» **Request**: Retype each line exactly. Skip images.

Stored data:
========================================================================

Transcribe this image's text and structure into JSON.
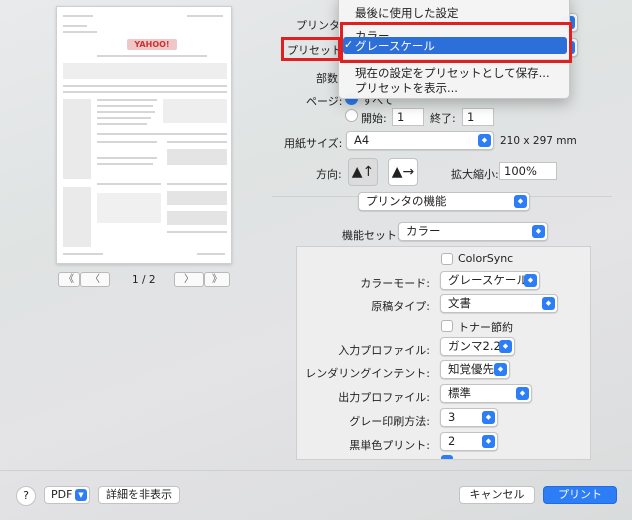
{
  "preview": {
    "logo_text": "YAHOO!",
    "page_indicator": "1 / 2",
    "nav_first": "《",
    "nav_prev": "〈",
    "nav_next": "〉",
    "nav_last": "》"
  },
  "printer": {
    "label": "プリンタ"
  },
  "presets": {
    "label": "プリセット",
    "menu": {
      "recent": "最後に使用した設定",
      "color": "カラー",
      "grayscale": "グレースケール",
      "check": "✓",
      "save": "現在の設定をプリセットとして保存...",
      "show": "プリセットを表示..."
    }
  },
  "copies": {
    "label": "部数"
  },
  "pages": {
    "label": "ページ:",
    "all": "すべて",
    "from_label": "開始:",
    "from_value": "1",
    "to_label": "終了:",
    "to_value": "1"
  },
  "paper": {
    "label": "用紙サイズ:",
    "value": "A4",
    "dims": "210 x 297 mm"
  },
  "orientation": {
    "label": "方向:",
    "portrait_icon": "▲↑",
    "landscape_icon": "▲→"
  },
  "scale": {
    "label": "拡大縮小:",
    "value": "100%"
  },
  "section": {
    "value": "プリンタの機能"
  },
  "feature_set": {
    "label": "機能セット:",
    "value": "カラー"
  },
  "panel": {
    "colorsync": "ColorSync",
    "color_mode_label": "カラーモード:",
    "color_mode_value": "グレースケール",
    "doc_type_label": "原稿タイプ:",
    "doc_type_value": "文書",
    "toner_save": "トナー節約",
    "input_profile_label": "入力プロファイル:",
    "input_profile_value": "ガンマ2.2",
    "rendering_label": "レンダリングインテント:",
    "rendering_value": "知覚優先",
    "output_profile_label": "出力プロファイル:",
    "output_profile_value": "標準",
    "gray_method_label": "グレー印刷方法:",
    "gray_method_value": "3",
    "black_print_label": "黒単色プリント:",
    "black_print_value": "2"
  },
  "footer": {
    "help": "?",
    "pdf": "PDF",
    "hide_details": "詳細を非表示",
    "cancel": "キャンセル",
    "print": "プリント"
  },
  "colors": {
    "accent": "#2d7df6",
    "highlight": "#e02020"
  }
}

========================================================================

» **Final result**:
Transcribe this image's text and structure into JSON.
{
  "preview": {
    "logo_text": "YAHOO!",
    "page_indicator": "1 / 2",
    "nav_first": "《",
    "nav_prev": "〈",
    "nav_next": "〉",
    "nav_last": "》"
  },
  "printer": {
    "label": "プリンタ"
  },
  "presets": {
    "label": "プリセット",
    "menu": {
      "recent": "最後に使用した設定",
      "color": "カラー",
      "grayscale": "グレースケール",
      "check": "✓",
      "save": "現在の設定をプリセットとして保存...",
      "show": "プリセットを表示..."
    }
  },
  "copies": {
    "label": "部数"
  },
  "pages": {
    "label": "ページ:",
    "all": "すべて",
    "from_label": "開始:",
    "from_value": "1",
    "to_label": "終了:",
    "to_value": "1"
  },
  "paper": {
    "label": "用紙サイズ:",
    "value": "A4",
    "dims": "210 x 297 mm"
  },
  "orientation": {
    "label": "方向:",
    "portrait_icon": "▲↑",
    "landscape_icon": "▲→"
  },
  "scale": {
    "label": "拡大縮小:",
    "value": "100%"
  },
  "section": {
    "value": "プリンタの機能"
  },
  "feature_set": {
    "label": "機能セット:",
    "value": "カラー"
  },
  "panel": {
    "colorsync": "ColorSync",
    "color_mode_label": "カラーモード:",
    "color_mode_value": "グレースケール",
    "doc_type_label": "原稿タイプ:",
    "doc_type_value": "文書",
    "toner_save": "トナー節約",
    "input_profile_label": "入力プロファイル:",
    "input_profile_value": "ガンマ2.2",
    "rendering_label": "レンダリングインテント:",
    "rendering_value": "知覚優先",
    "output_profile_label": "出力プロファイル:",
    "output_profile_value": "標準",
    "gray_method_label": "グレー印刷方法:",
    "gray_method_value": "3",
    "black_print_label": "黒単色プリント:",
    "black_print_value": "2"
  },
  "footer": {
    "help": "?",
    "pdf": "PDF",
    "hide_details": "詳細を非表示",
    "cancel": "キャンセル",
    "print": "プリント"
  },
  "colors": {
    "accent": "#2d7df6",
    "highlight": "#e02020"
  }
}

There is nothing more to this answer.